__DATASET EXCERPTS__:
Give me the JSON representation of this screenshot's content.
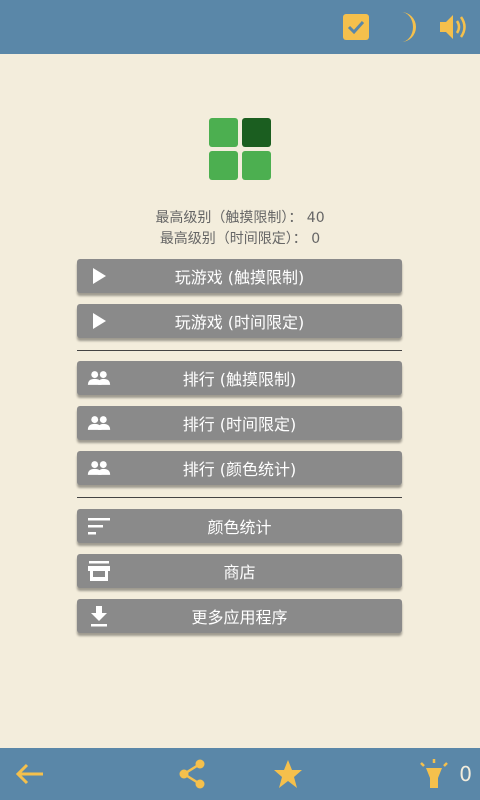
{
  "header": {
    "icons": [
      "checkbox-icon",
      "moon-icon",
      "volume-icon"
    ]
  },
  "logo": {
    "colors": [
      "#4caf50",
      "#1b5e20",
      "#4caf50",
      "#4caf50"
    ]
  },
  "stats": {
    "touch_limit_line": "最高级别（触摸限制）： 40",
    "time_limit_line": "最高级别（时间限定）： 0"
  },
  "buttons": {
    "play_touch": "玩游戏 (触摸限制)",
    "play_time": "玩游戏 (时间限定)",
    "rank_touch": "排行 (触摸限制)",
    "rank_time": "排行 (时间限定)",
    "rank_color": "排行 (颜色统计)",
    "color_stats": "颜色统计",
    "shop": "商店",
    "more_apps": "更多应用程序"
  },
  "footer": {
    "icons": [
      "back-arrow-icon",
      "share-icon",
      "star-icon",
      "hint-icon"
    ],
    "hint_count": "0"
  },
  "colors": {
    "bar": "#5a87a8",
    "accent": "#f5c04c",
    "background": "#f3eddc",
    "button": "#8a8a8a"
  }
}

__PROMPT__:
Filter the entries above down to the lines containing the word "时间限定".

__WORKED SOLUTION__:
    "time_limit_line": "最高级别（时间限定）： 0"
    "play_time": "玩游戏 (时间限定)",
    "rank_time": "排行 (时间限定)",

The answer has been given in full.